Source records
==========

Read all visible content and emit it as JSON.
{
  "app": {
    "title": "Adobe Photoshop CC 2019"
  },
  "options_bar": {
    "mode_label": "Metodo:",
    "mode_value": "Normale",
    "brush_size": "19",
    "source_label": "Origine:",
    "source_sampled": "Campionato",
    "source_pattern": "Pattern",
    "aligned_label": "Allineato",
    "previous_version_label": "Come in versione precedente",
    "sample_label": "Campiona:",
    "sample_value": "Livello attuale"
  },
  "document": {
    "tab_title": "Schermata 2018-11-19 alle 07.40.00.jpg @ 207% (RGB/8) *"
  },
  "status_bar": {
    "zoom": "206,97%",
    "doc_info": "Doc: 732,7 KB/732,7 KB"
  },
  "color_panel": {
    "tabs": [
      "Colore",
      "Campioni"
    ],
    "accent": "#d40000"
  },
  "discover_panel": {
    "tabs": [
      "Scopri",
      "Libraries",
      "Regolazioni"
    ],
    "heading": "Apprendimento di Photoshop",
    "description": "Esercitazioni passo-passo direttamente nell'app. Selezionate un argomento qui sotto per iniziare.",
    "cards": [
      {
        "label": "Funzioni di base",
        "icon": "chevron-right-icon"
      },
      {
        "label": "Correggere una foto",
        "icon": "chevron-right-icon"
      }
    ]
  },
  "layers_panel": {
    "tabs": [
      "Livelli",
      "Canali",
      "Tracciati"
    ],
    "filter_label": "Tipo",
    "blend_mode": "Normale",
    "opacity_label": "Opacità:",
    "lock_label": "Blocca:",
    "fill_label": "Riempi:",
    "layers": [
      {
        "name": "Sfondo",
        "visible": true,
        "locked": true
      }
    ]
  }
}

==========

Copy every single line of the material above that holds "Normale".

    "mode_value": "Normale",
    "blend_mode": "Normale",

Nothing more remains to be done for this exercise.